**RECORD EXCERPTS:**
------------------------------------------------------------
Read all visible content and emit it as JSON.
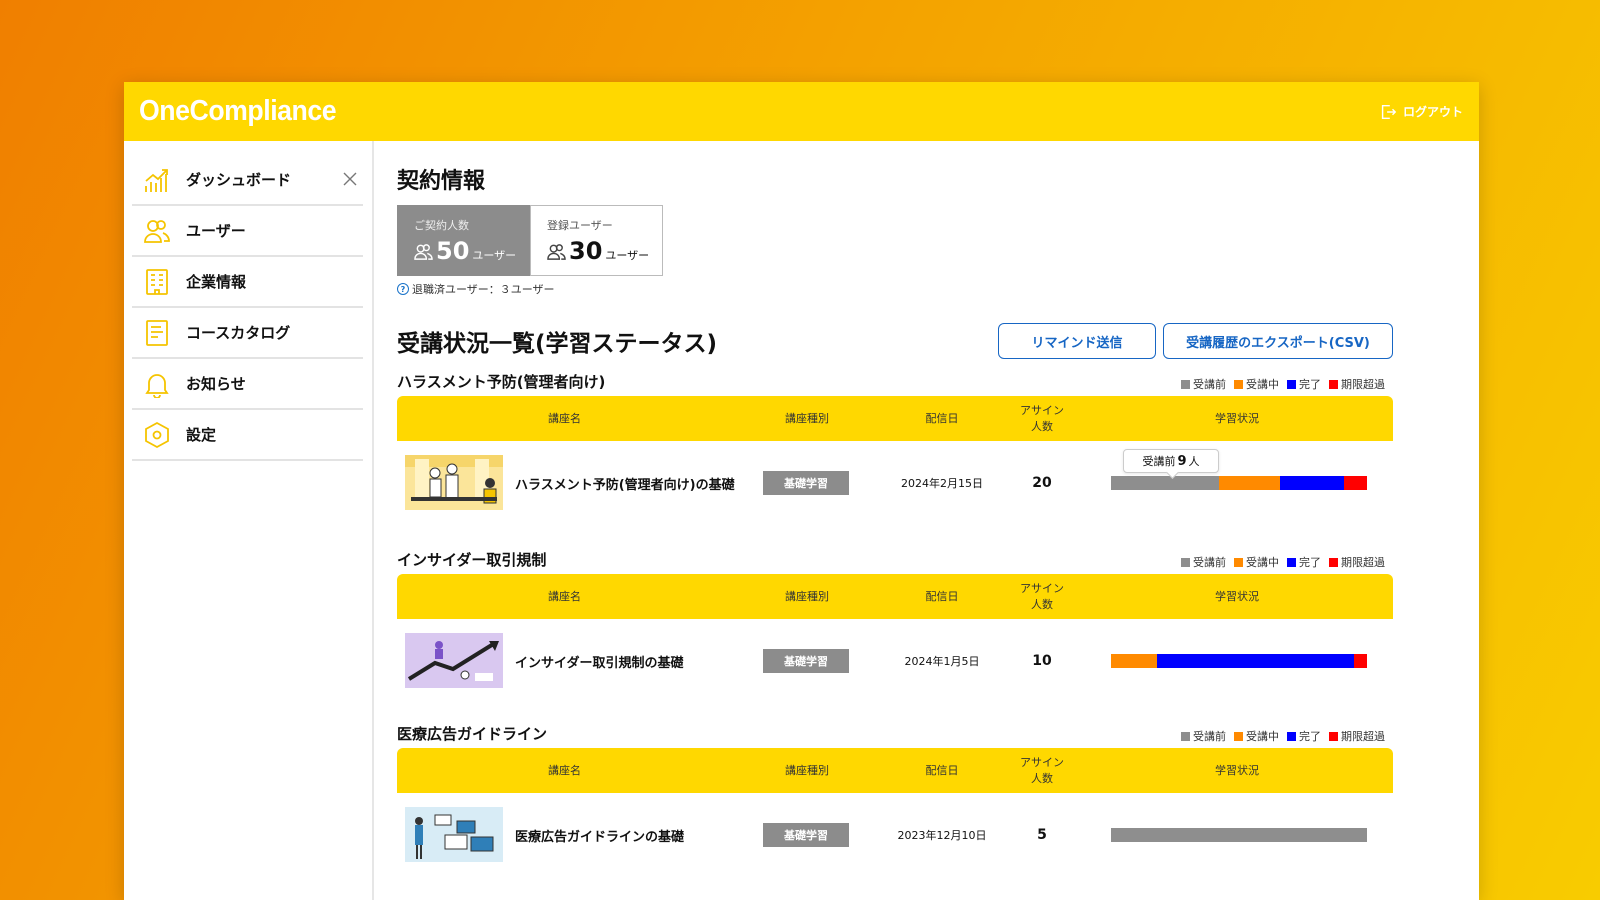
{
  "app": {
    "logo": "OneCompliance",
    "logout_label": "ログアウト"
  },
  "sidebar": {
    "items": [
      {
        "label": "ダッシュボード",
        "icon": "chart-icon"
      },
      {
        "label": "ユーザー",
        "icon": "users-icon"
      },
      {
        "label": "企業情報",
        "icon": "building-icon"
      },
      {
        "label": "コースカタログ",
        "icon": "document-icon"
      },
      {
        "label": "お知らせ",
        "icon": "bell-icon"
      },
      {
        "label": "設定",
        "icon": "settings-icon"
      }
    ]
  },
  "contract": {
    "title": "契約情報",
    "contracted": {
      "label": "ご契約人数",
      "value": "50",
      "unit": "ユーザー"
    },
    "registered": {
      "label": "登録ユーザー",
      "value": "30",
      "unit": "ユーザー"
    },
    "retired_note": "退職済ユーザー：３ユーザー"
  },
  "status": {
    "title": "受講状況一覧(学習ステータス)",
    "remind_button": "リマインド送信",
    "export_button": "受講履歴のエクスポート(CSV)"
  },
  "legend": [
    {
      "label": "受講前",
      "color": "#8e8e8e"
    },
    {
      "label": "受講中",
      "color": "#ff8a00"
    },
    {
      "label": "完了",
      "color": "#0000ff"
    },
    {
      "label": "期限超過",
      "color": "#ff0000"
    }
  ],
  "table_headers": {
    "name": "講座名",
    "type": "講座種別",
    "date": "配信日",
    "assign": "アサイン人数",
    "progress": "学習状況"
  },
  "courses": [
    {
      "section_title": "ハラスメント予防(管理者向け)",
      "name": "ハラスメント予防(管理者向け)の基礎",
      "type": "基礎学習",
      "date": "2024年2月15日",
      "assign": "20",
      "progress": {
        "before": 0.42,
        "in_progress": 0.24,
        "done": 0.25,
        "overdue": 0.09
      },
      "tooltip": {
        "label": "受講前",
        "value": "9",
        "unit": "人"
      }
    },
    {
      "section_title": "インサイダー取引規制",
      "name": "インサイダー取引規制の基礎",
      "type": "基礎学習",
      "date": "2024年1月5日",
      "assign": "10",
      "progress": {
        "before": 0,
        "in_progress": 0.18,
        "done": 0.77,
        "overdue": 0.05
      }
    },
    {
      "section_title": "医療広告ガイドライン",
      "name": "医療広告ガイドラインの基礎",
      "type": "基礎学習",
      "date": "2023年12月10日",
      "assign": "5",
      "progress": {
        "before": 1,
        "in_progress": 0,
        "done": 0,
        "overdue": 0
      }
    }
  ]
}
------------------------------------------------------------
Transcribe the entries above verbatim, omitting their pictures.

Read all visible content and emit it as JSON.
{
  "app": {
    "logo": "OneCompliance",
    "logout_label": "ログアウト"
  },
  "sidebar": {
    "items": [
      {
        "label": "ダッシュボード",
        "icon": "chart-icon"
      },
      {
        "label": "ユーザー",
        "icon": "users-icon"
      },
      {
        "label": "企業情報",
        "icon": "building-icon"
      },
      {
        "label": "コースカタログ",
        "icon": "document-icon"
      },
      {
        "label": "お知らせ",
        "icon": "bell-icon"
      },
      {
        "label": "設定",
        "icon": "settings-icon"
      }
    ]
  },
  "contract": {
    "title": "契約情報",
    "contracted": {
      "label": "ご契約人数",
      "value": "50",
      "unit": "ユーザー"
    },
    "registered": {
      "label": "登録ユーザー",
      "value": "30",
      "unit": "ユーザー"
    },
    "retired_note": "退職済ユーザー：３ユーザー"
  },
  "status": {
    "title": "受講状況一覧(学習ステータス)",
    "remind_button": "リマインド送信",
    "export_button": "受講履歴のエクスポート(CSV)"
  },
  "legend": [
    {
      "label": "受講前",
      "color": "#8e8e8e"
    },
    {
      "label": "受講中",
      "color": "#ff8a00"
    },
    {
      "label": "完了",
      "color": "#0000ff"
    },
    {
      "label": "期限超過",
      "color": "#ff0000"
    }
  ],
  "table_headers": {
    "name": "講座名",
    "type": "講座種別",
    "date": "配信日",
    "assign": "アサイン人数",
    "progress": "学習状況"
  },
  "courses": [
    {
      "section_title": "ハラスメント予防(管理者向け)",
      "name": "ハラスメント予防(管理者向け)の基礎",
      "type": "基礎学習",
      "date": "2024年2月15日",
      "assign": "20",
      "progress": {
        "before": 0.42,
        "in_progress": 0.24,
        "done": 0.25,
        "overdue": 0.09
      },
      "tooltip": {
        "label": "受講前",
        "value": "9",
        "unit": "人"
      }
    },
    {
      "section_title": "インサイダー取引規制",
      "name": "インサイダー取引規制の基礎",
      "type": "基礎学習",
      "date": "2024年1月5日",
      "assign": "10",
      "progress": {
        "before": 0,
        "in_progress": 0.18,
        "done": 0.77,
        "overdue": 0.05
      }
    },
    {
      "section_title": "医療広告ガイドライン",
      "name": "医療広告ガイドラインの基礎",
      "type": "基礎学習",
      "date": "2023年12月10日",
      "assign": "5",
      "progress": {
        "before": 1,
        "in_progress": 0,
        "done": 0,
        "overdue": 0
      }
    }
  ]
}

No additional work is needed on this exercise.